• [Stored rows]
.....

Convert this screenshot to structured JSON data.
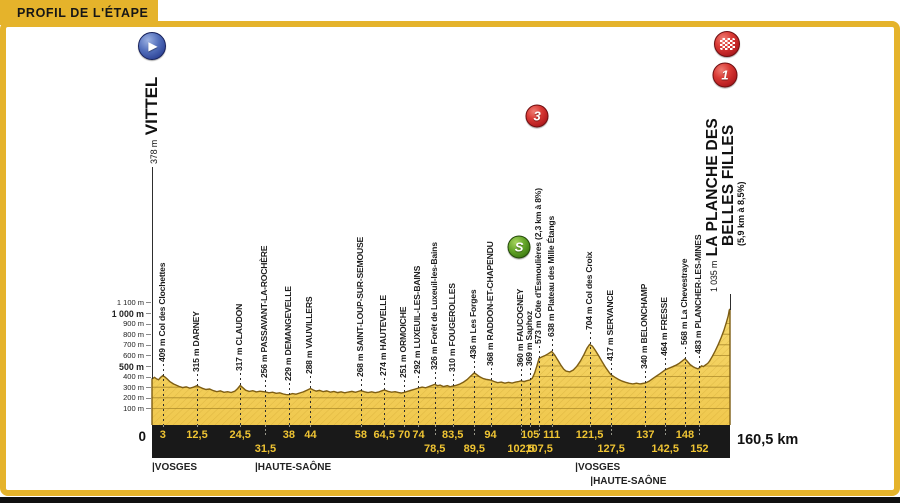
{
  "banner": {
    "title": "PROFIL DE L'ÉTAPE"
  },
  "colors": {
    "accent_yellow": "#E5B32B",
    "profile_fill": "#F0C84E",
    "profile_fill_light": "#F6D96E",
    "profile_edge": "#7E5E14",
    "grid_in_profile": "#C79F2E",
    "bar_background": "#191919",
    "bar_text": "#EFC433",
    "category_red": "#C8242B",
    "sprint_green": "#4E8F1F",
    "start_blue": "#32499B"
  },
  "start": {
    "elevation": "378 m",
    "name": "VITTEL"
  },
  "finish": {
    "elevation": "1 035 m",
    "name_line1": "LA PLANCHE DES",
    "name_line2": "BELLES FILLES",
    "gradient_note": "(5,9 km à 8,5%)"
  },
  "icons": {
    "start_glyph": "▶",
    "cat1_label": "1",
    "cat3_label": "3",
    "sprint_label": "S"
  },
  "yaxis": {
    "zero": "0",
    "labels": [
      {
        "text": "1 100 m",
        "m": 1100,
        "bold": false
      },
      {
        "text": "1 000 m",
        "m": 1000,
        "bold": true
      },
      {
        "text": "900 m",
        "m": 900,
        "bold": false
      },
      {
        "text": "800 m",
        "m": 800,
        "bold": false
      },
      {
        "text": "700 m",
        "m": 700,
        "bold": false
      },
      {
        "text": "600 m",
        "m": 600,
        "bold": false
      },
      {
        "text": "500 m",
        "m": 500,
        "bold": true
      },
      {
        "text": "400 m",
        "m": 400,
        "bold": false
      },
      {
        "text": "300 m",
        "m": 300,
        "bold": false
      },
      {
        "text": "200 m",
        "m": 200,
        "bold": false
      },
      {
        "text": "100 m",
        "m": 100,
        "bold": false
      }
    ]
  },
  "xaxis": {
    "total": "160,5 km",
    "ticks": [
      {
        "label": "3",
        "km": 3,
        "row": 1
      },
      {
        "label": "12,5",
        "km": 12.5,
        "row": 1
      },
      {
        "label": "24,5",
        "km": 24.5,
        "row": 1
      },
      {
        "label": "31,5",
        "km": 31.5,
        "row": 2
      },
      {
        "label": "38",
        "km": 38,
        "row": 1
      },
      {
        "label": "44",
        "km": 44,
        "row": 1
      },
      {
        "label": "58",
        "km": 58,
        "row": 1
      },
      {
        "label": "64,5",
        "km": 64.5,
        "row": 1
      },
      {
        "label": "70",
        "km": 70,
        "row": 1
      },
      {
        "label": "74",
        "km": 74,
        "row": 1
      },
      {
        "label": "78,5",
        "km": 78.5,
        "row": 2
      },
      {
        "label": "83,5",
        "km": 83.5,
        "row": 1
      },
      {
        "label": "89,5",
        "km": 89.5,
        "row": 2
      },
      {
        "label": "94",
        "km": 94,
        "row": 1
      },
      {
        "label": "102,5",
        "km": 102.5,
        "row": 2
      },
      {
        "label": "105",
        "km": 105,
        "row": 1
      },
      {
        "label": "107,5",
        "km": 107.5,
        "row": 2
      },
      {
        "label": "111",
        "km": 111,
        "row": 1
      },
      {
        "label": "121,5",
        "km": 121.5,
        "row": 1
      },
      {
        "label": "127,5",
        "km": 127.5,
        "row": 2
      },
      {
        "label": "137",
        "km": 137,
        "row": 1
      },
      {
        "label": "142,5",
        "km": 142.5,
        "row": 2
      },
      {
        "label": "148",
        "km": 148,
        "row": 1
      },
      {
        "label": "152",
        "km": 152,
        "row": 2
      }
    ]
  },
  "departments": [
    {
      "label": "|VOSGES",
      "km": 0,
      "row": 1
    },
    {
      "label": "|HAUTE-SAÔNE",
      "km": 28.6,
      "row": 1
    },
    {
      "label": "|VOSGES",
      "km": 117.5,
      "row": 1
    },
    {
      "label": "|HAUTE-SAÔNE",
      "km": 121.7,
      "row": 2
    }
  ],
  "chart_data": {
    "type": "area",
    "title": "PROFIL DE L'ÉTAPE",
    "xlabel": "km",
    "ylabel": "m",
    "xlim": [
      0,
      160.5
    ],
    "ylim": [
      0,
      1150
    ],
    "total_distance_km": 160.5,
    "start": {
      "name": "VITTEL",
      "elevation_m": 378,
      "km": 0
    },
    "finish": {
      "name": "LA PLANCHE DES BELLES FILLES",
      "elevation_m": 1035,
      "km": 160.5,
      "climb": "5,9 km à 8,5%",
      "category": "1"
    },
    "waypoints": [
      {
        "km": 3,
        "elev": 409,
        "elev_label": "409 m",
        "name": "Col des Clochettes"
      },
      {
        "km": 12.5,
        "elev": 315,
        "elev_label": "315 m",
        "name": "DARNEY"
      },
      {
        "km": 24.5,
        "elev": 317,
        "elev_label": "317 m",
        "name": "CLAUDON"
      },
      {
        "km": 31.5,
        "elev": 256,
        "elev_label": "256 m",
        "name": "PASSAVANT-LA-ROCHÈRE"
      },
      {
        "km": 38,
        "elev": 229,
        "elev_label": "229 m",
        "name": "DEMANGEVELLE"
      },
      {
        "km": 44,
        "elev": 288,
        "elev_label": "288 m",
        "name": "VAUVILLERS"
      },
      {
        "km": 58,
        "elev": 268,
        "elev_label": "268 m",
        "name": "SAINT-LOUP-SUR-SEMOUSE"
      },
      {
        "km": 64.5,
        "elev": 274,
        "elev_label": "274 m",
        "name": "HAUTEVELLE"
      },
      {
        "km": 70,
        "elev": 251,
        "elev_label": "251 m",
        "name": "ORMOICHE"
      },
      {
        "km": 74,
        "elev": 292,
        "elev_label": "292 m",
        "name": "LUXEUIL-LES-BAINS"
      },
      {
        "km": 78.5,
        "elev": 326,
        "elev_label": "326 m",
        "name": "Forêt de Luxeuil-les-Bains"
      },
      {
        "km": 83.5,
        "elev": 310,
        "elev_label": "310 m",
        "name": "FOUGEROLLES"
      },
      {
        "km": 89.5,
        "elev": 436,
        "elev_label": "436 m",
        "name": "Les Forges"
      },
      {
        "km": 94,
        "elev": 368,
        "elev_label": "368 m",
        "name": "RADDON-ET-CHAPENDU"
      },
      {
        "km": 102.5,
        "elev": 360,
        "elev_label": "360 m",
        "name": "FAUCOGNEY",
        "badge": "sprint"
      },
      {
        "km": 105,
        "elev": 369,
        "elev_label": "369 m",
        "name": "Saphoz"
      },
      {
        "km": 107.5,
        "elev": 573,
        "elev_label": "573 m",
        "name": "Côte d'Esmoulières",
        "suffix": "(2,3 km à 8%)",
        "badge": "cat3"
      },
      {
        "km": 111,
        "elev": 638,
        "elev_label": "638 m",
        "name": "Plateau des Mille Étangs"
      },
      {
        "km": 121.5,
        "elev": 704,
        "elev_label": "704 m",
        "name": "Col des Croix"
      },
      {
        "km": 127.5,
        "elev": 417,
        "elev_label": "417 m",
        "name": "SERVANCE"
      },
      {
        "km": 137,
        "elev": 340,
        "elev_label": "340 m",
        "name": "BELONCHAMP"
      },
      {
        "km": 142.5,
        "elev": 464,
        "elev_label": "464 m",
        "name": "FRESSE"
      },
      {
        "km": 148,
        "elev": 568,
        "elev_label": "568 m",
        "name": "La Chevestraye"
      },
      {
        "km": 152,
        "elev": 483,
        "elev_label": "483 m",
        "name": "PLANCHER-LES-MINES"
      }
    ],
    "profile": [
      [
        0,
        378
      ],
      [
        0.7,
        392
      ],
      [
        1.2,
        380
      ],
      [
        1.8,
        370
      ],
      [
        2.4,
        392
      ],
      [
        3,
        409
      ],
      [
        3.6,
        396
      ],
      [
        4.2,
        378
      ],
      [
        5,
        352
      ],
      [
        6,
        330
      ],
      [
        7.5,
        308
      ],
      [
        8.5,
        296
      ],
      [
        9.5,
        303
      ],
      [
        10.5,
        291
      ],
      [
        11.5,
        300
      ],
      [
        12.5,
        315
      ],
      [
        13.2,
        302
      ],
      [
        14,
        290
      ],
      [
        15,
        278
      ],
      [
        16,
        283
      ],
      [
        17,
        268
      ],
      [
        18,
        258
      ],
      [
        19,
        265
      ],
      [
        20,
        252
      ],
      [
        21,
        258
      ],
      [
        22,
        250
      ],
      [
        23,
        262
      ],
      [
        23.8,
        288
      ],
      [
        24.5,
        317
      ],
      [
        25.2,
        295
      ],
      [
        26,
        272
      ],
      [
        27,
        260
      ],
      [
        28,
        267
      ],
      [
        29,
        256
      ],
      [
        30,
        262
      ],
      [
        31.5,
        256
      ],
      [
        32.5,
        247
      ],
      [
        33.5,
        253
      ],
      [
        34.5,
        242
      ],
      [
        35.5,
        247
      ],
      [
        36.5,
        236
      ],
      [
        37.2,
        230
      ],
      [
        38,
        229
      ],
      [
        39,
        240
      ],
      [
        40,
        234
      ],
      [
        41,
        245
      ],
      [
        42,
        256
      ],
      [
        43,
        272
      ],
      [
        44,
        288
      ],
      [
        44.8,
        274
      ],
      [
        45.6,
        263
      ],
      [
        46.5,
        270
      ],
      [
        47.5,
        258
      ],
      [
        48.5,
        265
      ],
      [
        49.5,
        253
      ],
      [
        50.5,
        259
      ],
      [
        51.5,
        249
      ],
      [
        52.5,
        257
      ],
      [
        53.5,
        247
      ],
      [
        54.5,
        255
      ],
      [
        55.5,
        260
      ],
      [
        56.5,
        252
      ],
      [
        57.2,
        259
      ],
      [
        58,
        268
      ],
      [
        59,
        257
      ],
      [
        60,
        250
      ],
      [
        61,
        257
      ],
      [
        62,
        248
      ],
      [
        63,
        256
      ],
      [
        63.8,
        266
      ],
      [
        64.5,
        274
      ],
      [
        65.5,
        261
      ],
      [
        66.5,
        253
      ],
      [
        67.5,
        258
      ],
      [
        68.5,
        249
      ],
      [
        69.2,
        245
      ],
      [
        70,
        251
      ],
      [
        71,
        261
      ],
      [
        72,
        272
      ],
      [
        73,
        281
      ],
      [
        74,
        292
      ],
      [
        75,
        301
      ],
      [
        76,
        294
      ],
      [
        77,
        308
      ],
      [
        78.5,
        326
      ],
      [
        79.3,
        314
      ],
      [
        80,
        320
      ],
      [
        81,
        306
      ],
      [
        82,
        315
      ],
      [
        82.8,
        304
      ],
      [
        83.5,
        310
      ],
      [
        84.5,
        318
      ],
      [
        85.5,
        330
      ],
      [
        86.5,
        348
      ],
      [
        87.5,
        372
      ],
      [
        88.5,
        405
      ],
      [
        89.5,
        436
      ],
      [
        90.3,
        416
      ],
      [
        91,
        398
      ],
      [
        92,
        381
      ],
      [
        93,
        373
      ],
      [
        94,
        368
      ],
      [
        95,
        354
      ],
      [
        96,
        342
      ],
      [
        97,
        348
      ],
      [
        98,
        338
      ],
      [
        99,
        346
      ],
      [
        100,
        340
      ],
      [
        101,
        348
      ],
      [
        101.8,
        354
      ],
      [
        102.5,
        360
      ],
      [
        103.3,
        353
      ],
      [
        104,
        360
      ],
      [
        105,
        369
      ],
      [
        105.6,
        385
      ],
      [
        106.2,
        430
      ],
      [
        106.8,
        492
      ],
      [
        107.5,
        573
      ],
      [
        108.2,
        585
      ],
      [
        109,
        596
      ],
      [
        110,
        615
      ],
      [
        111,
        638
      ],
      [
        111.8,
        605
      ],
      [
        112.6,
        560
      ],
      [
        113.5,
        510
      ],
      [
        114.3,
        472
      ],
      [
        115,
        452
      ],
      [
        116,
        444
      ],
      [
        117,
        462
      ],
      [
        118,
        498
      ],
      [
        119,
        548
      ],
      [
        120,
        610
      ],
      [
        120.8,
        668
      ],
      [
        121.5,
        704
      ],
      [
        122.3,
        688
      ],
      [
        123,
        652
      ],
      [
        124,
        598
      ],
      [
        125,
        540
      ],
      [
        126,
        484
      ],
      [
        127,
        436
      ],
      [
        127.5,
        417
      ],
      [
        128.5,
        394
      ],
      [
        129.5,
        374
      ],
      [
        130.5,
        358
      ],
      [
        131.5,
        346
      ],
      [
        132.5,
        337
      ],
      [
        133.5,
        331
      ],
      [
        134.5,
        338
      ],
      [
        135.5,
        331
      ],
      [
        136.2,
        335
      ],
      [
        137,
        340
      ],
      [
        138,
        356
      ],
      [
        139,
        380
      ],
      [
        140,
        404
      ],
      [
        141,
        426
      ],
      [
        141.8,
        446
      ],
      [
        142.5,
        464
      ],
      [
        143.5,
        478
      ],
      [
        144.5,
        492
      ],
      [
        145.5,
        508
      ],
      [
        146.3,
        524
      ],
      [
        147.2,
        546
      ],
      [
        148,
        568
      ],
      [
        148.7,
        542
      ],
      [
        149.4,
        514
      ],
      [
        150.2,
        494
      ],
      [
        151,
        480
      ],
      [
        151.6,
        474
      ],
      [
        152,
        483
      ],
      [
        152.6,
        502
      ],
      [
        153.1,
        494
      ],
      [
        153.7,
        510
      ],
      [
        154.3,
        525
      ],
      [
        154.8,
        545
      ],
      [
        155.6,
        592
      ],
      [
        156.4,
        642
      ],
      [
        157.2,
        700
      ],
      [
        158,
        764
      ],
      [
        158.8,
        836
      ],
      [
        159.5,
        912
      ],
      [
        160,
        972
      ],
      [
        160.3,
        1028
      ],
      [
        160.5,
        1035
      ]
    ]
  }
}
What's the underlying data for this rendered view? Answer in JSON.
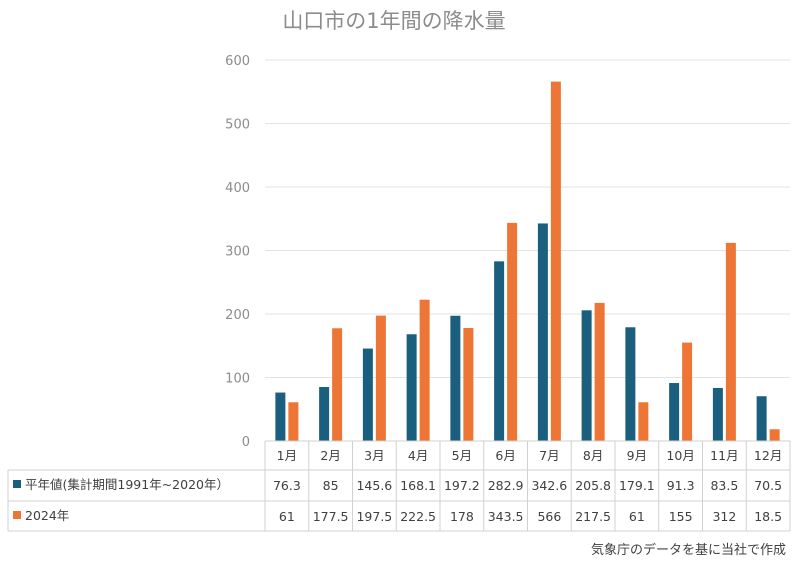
{
  "colors": {
    "series1": "#1b5f7e",
    "series2": "#ed7535"
  },
  "chart_data": {
    "type": "bar",
    "title": "山口市の1年間の降水量",
    "categories": [
      "1月",
      "2月",
      "3月",
      "4月",
      "5月",
      "6月",
      "7月",
      "8月",
      "9月",
      "10月",
      "11月",
      "12月"
    ],
    "series": [
      {
        "name": "平年値(集計期間1991年~2020年）",
        "values": [
          76.3,
          85,
          145.6,
          168.1,
          197.2,
          282.9,
          342.6,
          205.8,
          179.1,
          91.3,
          83.5,
          70.5
        ],
        "labels": [
          "76.3",
          "85",
          "145.6",
          "168.1",
          "197.2",
          "282.9",
          "342.6",
          "205.8",
          "179.1",
          "91.3",
          "83.5",
          "70.5"
        ]
      },
      {
        "name": "2024年",
        "values": [
          61,
          177.5,
          197.5,
          222.5,
          178,
          343.5,
          566,
          217.5,
          61,
          155,
          312,
          18.5
        ],
        "labels": [
          "61",
          "177.5",
          "197.5",
          "222.5",
          "178",
          "343.5",
          "566",
          "217.5",
          "61",
          "155",
          "312",
          "18.5"
        ]
      }
    ],
    "ylim": [
      0,
      600
    ],
    "yticks": [
      "0",
      "100",
      "200",
      "300",
      "400",
      "500",
      "600"
    ],
    "grid": true,
    "legend": "data-table"
  },
  "source": "気象庁のデータを基に当社で作成"
}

.....

• [Goal of the exercise]
Extract each line from the listing that holds the word "JSON".

• [Answer below]
Convert this screenshot to structured JSON data.
What's the underlying data for this rendered view? Answer in JSON.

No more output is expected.